# Problem:
Pick out every line of the entries below where "Greatest" occurs, and copy those lines.

━━━━━ Given records

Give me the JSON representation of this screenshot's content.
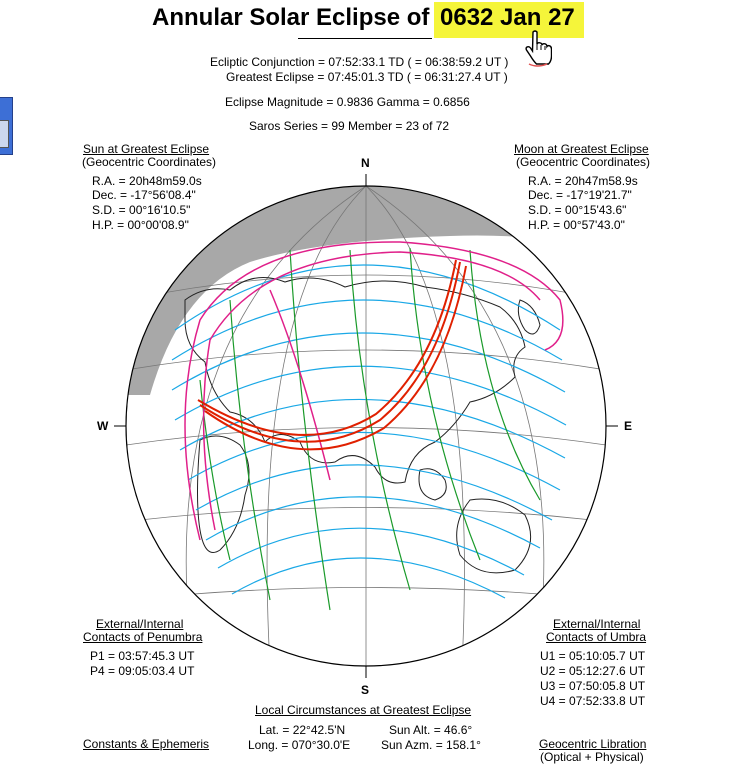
{
  "header": {
    "title": "Annular Solar Eclipse of",
    "date": "0632 Jan 27",
    "ecliptic_conjunction": "Ecliptic Conjunction =  07:52:33.1 TD   ( = 06:38:59.2 UT )",
    "greatest_eclipse": "Greatest Eclipse =  07:45:01.3 TD   ( = 06:31:27.4 UT )",
    "magnitude_gamma": "Eclipse Magnitude = 0.9836       Gamma = 0.6856",
    "saros": "Saros Series =   99       Member = 23 of 72"
  },
  "sun": {
    "heading": "Sun at Greatest Eclipse",
    "subheading": "(Geocentric Coordinates)",
    "ra": "R.A. = 20h48m59.0s",
    "dec": "Dec. = -17°56'08.4\"",
    "sd": "S.D. = 00°16'10.5\"",
    "hp": "H.P. = 00°00'08.9\""
  },
  "moon": {
    "heading": "Moon at Greatest Eclipse",
    "subheading": "(Geocentric Coordinates)",
    "ra": "R.A. = 20h47m58.9s",
    "dec": "Dec. = -17°19'21.7\"",
    "sd": "S.D. = 00°15'43.6\"",
    "hp": "H.P. = 00°57'43.0\""
  },
  "compass": {
    "n": "N",
    "s": "S",
    "w": "W",
    "e": "E"
  },
  "penumbra": {
    "heading1": "External/Internal",
    "heading2": "Contacts of Penumbra",
    "p1": "P1 = 03:57:45.3 UT",
    "p4": "P4 = 09:05:03.4 UT"
  },
  "umbra": {
    "heading1": "External/Internal",
    "heading2": "Contacts of Umbra",
    "u1": "U1 = 05:10:05.7 UT",
    "u2": "U2 = 05:12:27.6 UT",
    "u3": "U3 = 07:50:05.8 UT",
    "u4": "U4 = 07:52:33.8 UT"
  },
  "local": {
    "heading": "Local Circumstances at Greatest Eclipse",
    "lat": "Lat. =   22°42.5'N",
    "long": "Long. = 070°30.0'E",
    "sun_alt": "Sun Alt. =   46.6°",
    "sun_azm": "Sun Azm. = 158.1°"
  },
  "footer": {
    "constants": "Constants & Ephemeris",
    "libration1": "Geocentric Libration",
    "libration2": "(Optical + Physical)"
  },
  "colors": {
    "highlight": "#f5f53a",
    "central_path": "#e02000",
    "penumbra_limits": "#e0208a",
    "time_curves_cyan": "#1aa8e6",
    "time_curves_green": "#1a9a2a",
    "night": "#a8a8a8"
  }
}
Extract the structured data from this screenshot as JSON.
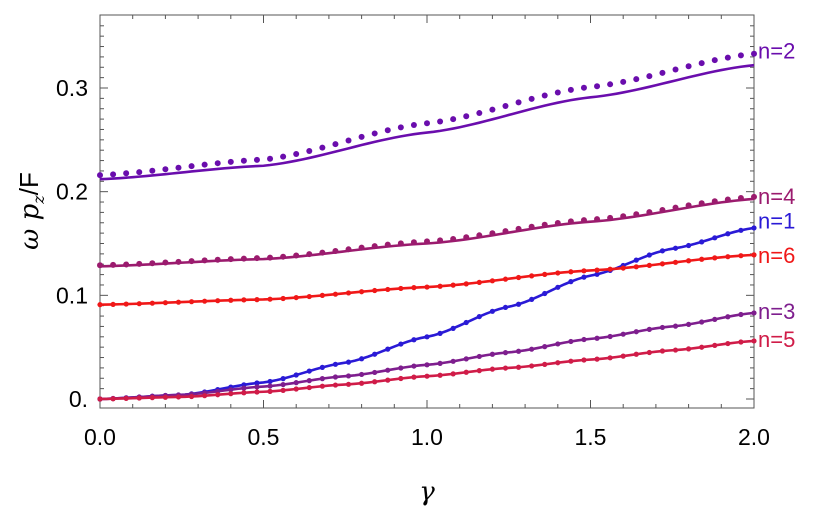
{
  "chart_data": {
    "type": "line",
    "xlabel": "γ",
    "ylabel": {
      "main": "ω p",
      "sub": "z",
      "tail": "/F"
    },
    "xlim": [
      0,
      2.0
    ],
    "ylim": [
      -0.01,
      0.37
    ],
    "x_ticks": [
      0.0,
      0.5,
      1.0,
      1.5,
      2.0
    ],
    "x_tick_labels": [
      "0.0",
      "0.5",
      "1.0",
      "1.5",
      "2.0"
    ],
    "y_ticks": [
      0.0,
      0.1,
      0.2,
      0.3
    ],
    "y_tick_labels": [
      "0.",
      "0.1",
      "0.2",
      "0.3"
    ],
    "grid": false,
    "series": [
      {
        "name": "n=2",
        "color": "#6a0dad",
        "line": [
          [
            0.0,
            0.212
          ],
          [
            0.5,
            0.225
          ],
          [
            1.0,
            0.257
          ],
          [
            1.5,
            0.291
          ],
          [
            2.0,
            0.322
          ]
        ],
        "dots": [
          [
            0.0,
            0.216
          ],
          [
            0.5,
            0.231
          ],
          [
            1.0,
            0.266
          ],
          [
            1.5,
            0.301
          ],
          [
            2.0,
            0.333
          ]
        ],
        "dot_style": "separate"
      },
      {
        "name": "n=4",
        "color": "#9b1b6e",
        "line": [
          [
            0.0,
            0.128
          ],
          [
            0.5,
            0.135
          ],
          [
            1.0,
            0.15
          ],
          [
            1.5,
            0.171
          ],
          [
            2.0,
            0.193
          ]
        ],
        "dots": [
          [
            0.0,
            0.129
          ],
          [
            0.5,
            0.136
          ],
          [
            1.0,
            0.152
          ],
          [
            1.5,
            0.173
          ],
          [
            2.0,
            0.195
          ]
        ],
        "dot_style": "separate"
      },
      {
        "name": "n=1",
        "color": "#2a1ad6",
        "line": [
          [
            0.0,
            0.0
          ],
          [
            0.25,
            0.004
          ],
          [
            0.5,
            0.016
          ],
          [
            0.75,
            0.035
          ],
          [
            1.0,
            0.06
          ],
          [
            1.25,
            0.089
          ],
          [
            1.5,
            0.119
          ],
          [
            1.75,
            0.145
          ],
          [
            2.0,
            0.165
          ]
        ],
        "dots": [
          [
            0.0,
            0.0
          ],
          [
            0.25,
            0.004
          ],
          [
            0.5,
            0.016
          ],
          [
            0.75,
            0.035
          ],
          [
            1.0,
            0.06
          ],
          [
            1.25,
            0.089
          ],
          [
            1.5,
            0.119
          ],
          [
            1.75,
            0.145
          ],
          [
            2.0,
            0.165
          ]
        ],
        "dot_style": "on-line"
      },
      {
        "name": "n=6",
        "color": "#f01818",
        "line": [
          [
            0.0,
            0.091
          ],
          [
            0.5,
            0.096
          ],
          [
            1.0,
            0.108
          ],
          [
            1.5,
            0.124
          ],
          [
            2.0,
            0.139
          ]
        ],
        "dots": [
          [
            0.0,
            0.091
          ],
          [
            0.5,
            0.096
          ],
          [
            1.0,
            0.108
          ],
          [
            1.5,
            0.124
          ],
          [
            2.0,
            0.139
          ]
        ],
        "dot_style": "on-line"
      },
      {
        "name": "n=3",
        "color": "#7e1e8e",
        "line": [
          [
            0.0,
            0.0
          ],
          [
            0.25,
            0.004
          ],
          [
            0.5,
            0.012
          ],
          [
            0.75,
            0.022
          ],
          [
            1.0,
            0.033
          ],
          [
            1.25,
            0.045
          ],
          [
            1.5,
            0.058
          ],
          [
            1.75,
            0.07
          ],
          [
            2.0,
            0.083
          ]
        ],
        "dots": [
          [
            0.0,
            0.0
          ],
          [
            0.25,
            0.004
          ],
          [
            0.5,
            0.012
          ],
          [
            0.75,
            0.022
          ],
          [
            1.0,
            0.033
          ],
          [
            1.25,
            0.045
          ],
          [
            1.5,
            0.058
          ],
          [
            1.75,
            0.07
          ],
          [
            2.0,
            0.083
          ]
        ],
        "dot_style": "on-line"
      },
      {
        "name": "n=5",
        "color": "#d01c48",
        "line": [
          [
            0.0,
            0.0
          ],
          [
            0.25,
            0.002
          ],
          [
            0.5,
            0.007
          ],
          [
            0.75,
            0.014
          ],
          [
            1.0,
            0.022
          ],
          [
            1.25,
            0.03
          ],
          [
            1.5,
            0.038
          ],
          [
            1.75,
            0.047
          ],
          [
            2.0,
            0.056
          ]
        ],
        "dots": [
          [
            0.0,
            0.0
          ],
          [
            0.25,
            0.002
          ],
          [
            0.5,
            0.007
          ],
          [
            0.75,
            0.014
          ],
          [
            1.0,
            0.022
          ],
          [
            1.25,
            0.03
          ],
          [
            1.5,
            0.038
          ],
          [
            1.75,
            0.047
          ],
          [
            2.0,
            0.056
          ]
        ],
        "dot_style": "on-line"
      }
    ]
  }
}
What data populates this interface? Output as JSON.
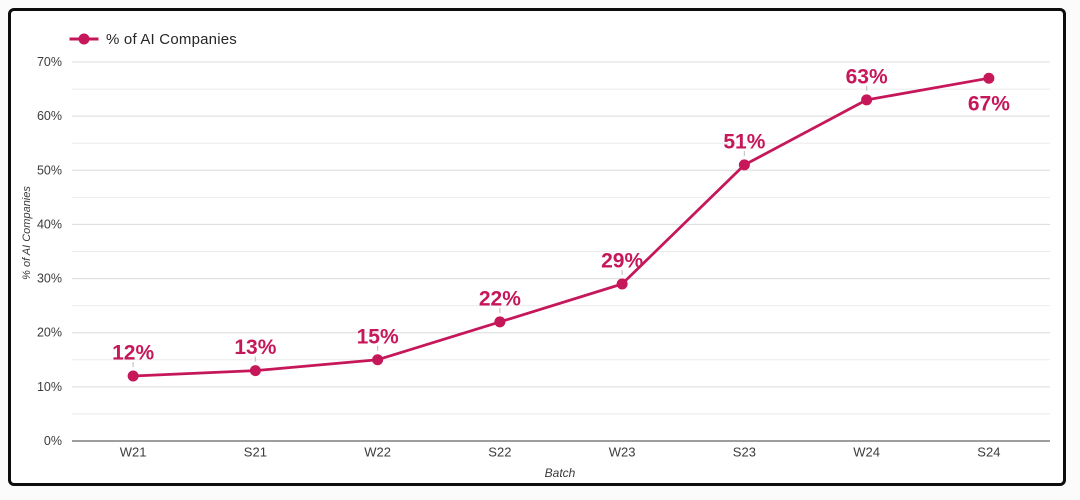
{
  "legend": {
    "label": "% of AI Companies"
  },
  "chart_data": {
    "type": "line",
    "title": "",
    "categories": [
      "W21",
      "S21",
      "W22",
      "S22",
      "W23",
      "S23",
      "W24",
      "S24"
    ],
    "series": [
      {
        "name": "% of AI Companies",
        "values": [
          12,
          13,
          15,
          22,
          29,
          51,
          63,
          67
        ]
      }
    ],
    "point_labels": [
      "12%",
      "13%",
      "15%",
      "22%",
      "29%",
      "51%",
      "63%",
      "67%"
    ],
    "label_positions": [
      "above",
      "above",
      "above",
      "above",
      "above",
      "above",
      "above",
      "below"
    ],
    "xlabel": "Batch",
    "ylabel": "% of AI Companies",
    "ylim": [
      0,
      70
    ],
    "yticks": [
      0,
      10,
      20,
      30,
      40,
      50,
      60,
      70
    ],
    "ytick_labels": [
      "0%",
      "10%",
      "20%",
      "30%",
      "40%",
      "50%",
      "60%",
      "70%"
    ],
    "minor_grid_step": 5,
    "grid": true,
    "legend_position": "top-left",
    "colors": {
      "line": "#C6175A",
      "point": "#C6175A",
      "data_label": "#C6175A",
      "grid_major": "#dcdcdc",
      "grid_minor": "#ebebeb",
      "axis_line": "#7e7e7e",
      "tick_text": "#3c3c3c",
      "legend_text": "#262626",
      "leader_line": "#c8c8c8"
    }
  }
}
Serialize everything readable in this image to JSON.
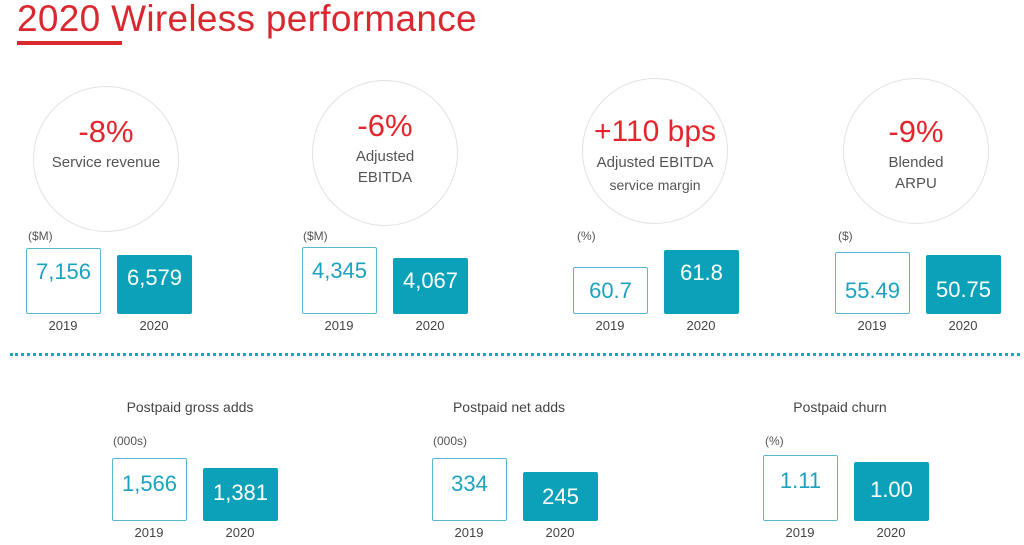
{
  "title": "2020 Wireless performance",
  "colors": {
    "accent_red": "#d9282f",
    "teal": "#0ba2b9"
  },
  "top_metrics": [
    {
      "change": "-8%",
      "label_lines": [
        "Service revenue"
      ],
      "unit": "($M)",
      "years": [
        "2019",
        "2020"
      ],
      "values": [
        "7,156",
        "6,579"
      ]
    },
    {
      "change": "-6%",
      "label_lines": [
        "Adjusted",
        "EBITDA"
      ],
      "unit": "($M)",
      "years": [
        "2019",
        "2020"
      ],
      "values": [
        "4,345",
        "4,067"
      ]
    },
    {
      "change": "+110 bps",
      "label_lines": [
        "Adjusted EBITDA",
        "service margin"
      ],
      "unit": "(%)",
      "years": [
        "2019",
        "2020"
      ],
      "values": [
        "60.7",
        "61.8"
      ]
    },
    {
      "change": "-9%",
      "label_lines": [
        "Blended",
        "ARPU"
      ],
      "unit": "($)",
      "years": [
        "2019",
        "2020"
      ],
      "values": [
        "55.49",
        "50.75"
      ]
    }
  ],
  "bottom_metrics": [
    {
      "label": "Postpaid gross adds",
      "unit": "(000s)",
      "years": [
        "2019",
        "2020"
      ],
      "values": [
        "1,566",
        "1,381"
      ]
    },
    {
      "label": "Postpaid net adds",
      "unit": "(000s)",
      "years": [
        "2019",
        "2020"
      ],
      "values": [
        "334",
        "245"
      ]
    },
    {
      "label": "Postpaid churn",
      "unit": "(%)",
      "years": [
        "2019",
        "2020"
      ],
      "values": [
        "1.11",
        "1.00"
      ]
    }
  ]
}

━━━━━━━━━━

# Complete output:
    "greatest_eclipse": "Greatest Eclipse =  07:45:01.3 TD   ( = 06:31:27.4 UT )",
    "heading": "Sun at Greatest Eclipse",
    "heading": "Moon at Greatest Eclipse",
    "heading": "Local Circumstances at Greatest Eclipse",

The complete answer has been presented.